>> BEGIN
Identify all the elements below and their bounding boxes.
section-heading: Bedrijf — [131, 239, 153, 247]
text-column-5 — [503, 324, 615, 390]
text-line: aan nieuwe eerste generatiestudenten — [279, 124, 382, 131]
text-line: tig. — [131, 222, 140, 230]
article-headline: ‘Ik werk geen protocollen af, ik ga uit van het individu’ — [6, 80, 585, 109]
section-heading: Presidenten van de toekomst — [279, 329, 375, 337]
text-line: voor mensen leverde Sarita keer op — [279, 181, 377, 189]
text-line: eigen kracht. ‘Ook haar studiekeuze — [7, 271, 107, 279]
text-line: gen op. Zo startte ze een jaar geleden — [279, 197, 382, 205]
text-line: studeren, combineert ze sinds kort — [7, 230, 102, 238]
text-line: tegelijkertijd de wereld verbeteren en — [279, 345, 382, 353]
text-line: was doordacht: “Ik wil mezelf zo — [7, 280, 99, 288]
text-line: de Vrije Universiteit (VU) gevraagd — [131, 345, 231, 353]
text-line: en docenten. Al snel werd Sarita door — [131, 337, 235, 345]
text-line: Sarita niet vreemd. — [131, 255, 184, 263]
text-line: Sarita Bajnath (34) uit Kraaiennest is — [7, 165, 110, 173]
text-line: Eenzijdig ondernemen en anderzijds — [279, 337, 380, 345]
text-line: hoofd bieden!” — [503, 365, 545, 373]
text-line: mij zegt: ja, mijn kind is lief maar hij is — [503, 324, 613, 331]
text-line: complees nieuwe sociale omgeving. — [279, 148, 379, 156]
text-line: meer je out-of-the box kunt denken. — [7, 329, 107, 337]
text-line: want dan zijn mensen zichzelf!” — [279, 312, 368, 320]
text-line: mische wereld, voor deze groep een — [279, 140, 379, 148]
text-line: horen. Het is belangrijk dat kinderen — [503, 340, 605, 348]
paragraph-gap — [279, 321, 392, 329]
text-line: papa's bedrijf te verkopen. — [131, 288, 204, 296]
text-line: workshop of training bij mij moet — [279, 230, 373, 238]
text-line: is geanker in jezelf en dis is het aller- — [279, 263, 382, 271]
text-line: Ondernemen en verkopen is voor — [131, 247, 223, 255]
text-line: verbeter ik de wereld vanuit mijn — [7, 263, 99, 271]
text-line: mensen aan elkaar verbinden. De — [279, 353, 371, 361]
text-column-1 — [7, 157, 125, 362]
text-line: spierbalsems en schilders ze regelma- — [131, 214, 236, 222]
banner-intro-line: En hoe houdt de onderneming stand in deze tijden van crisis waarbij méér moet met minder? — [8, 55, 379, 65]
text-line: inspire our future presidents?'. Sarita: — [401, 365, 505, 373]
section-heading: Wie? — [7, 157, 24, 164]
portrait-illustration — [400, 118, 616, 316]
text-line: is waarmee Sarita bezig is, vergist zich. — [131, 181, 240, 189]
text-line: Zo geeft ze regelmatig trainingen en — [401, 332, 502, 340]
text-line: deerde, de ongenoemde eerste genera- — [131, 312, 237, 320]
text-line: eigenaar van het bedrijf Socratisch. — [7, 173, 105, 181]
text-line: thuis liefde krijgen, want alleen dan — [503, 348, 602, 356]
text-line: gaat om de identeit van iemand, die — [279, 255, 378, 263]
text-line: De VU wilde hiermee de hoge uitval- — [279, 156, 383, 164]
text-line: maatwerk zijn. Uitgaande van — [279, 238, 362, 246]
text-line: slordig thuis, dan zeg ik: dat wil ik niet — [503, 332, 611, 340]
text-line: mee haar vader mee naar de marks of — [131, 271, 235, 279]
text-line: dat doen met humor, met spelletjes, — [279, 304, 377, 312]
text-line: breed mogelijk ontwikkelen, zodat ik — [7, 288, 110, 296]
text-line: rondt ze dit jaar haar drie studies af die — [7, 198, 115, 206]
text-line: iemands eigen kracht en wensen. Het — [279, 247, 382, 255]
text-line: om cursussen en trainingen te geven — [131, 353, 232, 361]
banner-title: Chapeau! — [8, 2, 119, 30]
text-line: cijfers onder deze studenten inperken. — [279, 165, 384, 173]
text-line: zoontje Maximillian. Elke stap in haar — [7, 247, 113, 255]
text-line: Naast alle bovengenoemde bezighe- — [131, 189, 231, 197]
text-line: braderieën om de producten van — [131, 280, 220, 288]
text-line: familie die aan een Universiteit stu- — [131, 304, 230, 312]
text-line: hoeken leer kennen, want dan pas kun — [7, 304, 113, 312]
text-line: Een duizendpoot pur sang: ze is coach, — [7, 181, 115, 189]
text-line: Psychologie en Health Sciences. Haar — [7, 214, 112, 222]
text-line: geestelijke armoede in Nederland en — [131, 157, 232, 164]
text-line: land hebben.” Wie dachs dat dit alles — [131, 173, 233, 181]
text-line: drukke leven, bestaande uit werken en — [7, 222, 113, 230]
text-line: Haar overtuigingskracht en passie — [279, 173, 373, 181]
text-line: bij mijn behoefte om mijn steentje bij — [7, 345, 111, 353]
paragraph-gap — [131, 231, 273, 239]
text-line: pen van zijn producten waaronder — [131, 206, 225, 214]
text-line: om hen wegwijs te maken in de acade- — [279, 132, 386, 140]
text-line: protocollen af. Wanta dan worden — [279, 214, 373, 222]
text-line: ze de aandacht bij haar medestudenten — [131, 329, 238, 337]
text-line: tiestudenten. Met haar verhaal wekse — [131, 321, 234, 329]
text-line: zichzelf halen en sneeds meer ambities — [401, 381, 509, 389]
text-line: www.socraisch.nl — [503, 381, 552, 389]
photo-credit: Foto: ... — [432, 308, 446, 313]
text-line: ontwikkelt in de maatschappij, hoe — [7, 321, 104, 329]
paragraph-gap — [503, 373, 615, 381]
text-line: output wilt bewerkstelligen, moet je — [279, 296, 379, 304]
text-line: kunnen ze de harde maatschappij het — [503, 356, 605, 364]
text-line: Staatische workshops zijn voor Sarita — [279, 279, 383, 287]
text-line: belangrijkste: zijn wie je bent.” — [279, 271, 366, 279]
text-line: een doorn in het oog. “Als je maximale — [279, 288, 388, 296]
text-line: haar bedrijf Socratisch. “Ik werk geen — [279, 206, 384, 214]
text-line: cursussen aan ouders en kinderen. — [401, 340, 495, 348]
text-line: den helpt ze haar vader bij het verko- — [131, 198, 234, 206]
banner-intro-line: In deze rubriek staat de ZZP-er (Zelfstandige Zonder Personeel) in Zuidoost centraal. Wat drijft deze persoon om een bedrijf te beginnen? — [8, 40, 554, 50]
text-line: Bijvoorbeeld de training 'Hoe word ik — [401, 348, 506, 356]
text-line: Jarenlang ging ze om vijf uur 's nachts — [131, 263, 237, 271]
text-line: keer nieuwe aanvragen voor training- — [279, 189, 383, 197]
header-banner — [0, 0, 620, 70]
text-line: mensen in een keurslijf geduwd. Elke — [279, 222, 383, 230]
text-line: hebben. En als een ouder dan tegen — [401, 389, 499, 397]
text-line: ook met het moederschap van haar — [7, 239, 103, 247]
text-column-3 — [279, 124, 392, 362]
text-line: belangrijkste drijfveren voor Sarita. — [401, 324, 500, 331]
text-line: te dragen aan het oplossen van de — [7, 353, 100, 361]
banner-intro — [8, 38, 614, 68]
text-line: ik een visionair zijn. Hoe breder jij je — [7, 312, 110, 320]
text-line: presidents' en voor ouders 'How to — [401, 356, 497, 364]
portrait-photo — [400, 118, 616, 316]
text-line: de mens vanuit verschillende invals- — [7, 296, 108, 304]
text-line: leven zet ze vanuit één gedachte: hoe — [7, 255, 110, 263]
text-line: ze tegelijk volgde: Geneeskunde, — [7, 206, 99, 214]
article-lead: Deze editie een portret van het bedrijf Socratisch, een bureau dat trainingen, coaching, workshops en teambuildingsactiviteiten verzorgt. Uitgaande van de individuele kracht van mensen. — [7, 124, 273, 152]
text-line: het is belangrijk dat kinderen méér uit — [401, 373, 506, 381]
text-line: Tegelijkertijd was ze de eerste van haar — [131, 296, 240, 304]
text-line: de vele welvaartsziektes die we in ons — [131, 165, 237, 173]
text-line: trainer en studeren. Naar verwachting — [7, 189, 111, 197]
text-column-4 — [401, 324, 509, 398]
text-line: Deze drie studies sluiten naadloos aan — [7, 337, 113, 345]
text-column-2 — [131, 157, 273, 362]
>> END
How many lines in the records above contain the word "studeren"? Reply with the number alone.

ANSWER FOR THIS EXERCISE: 2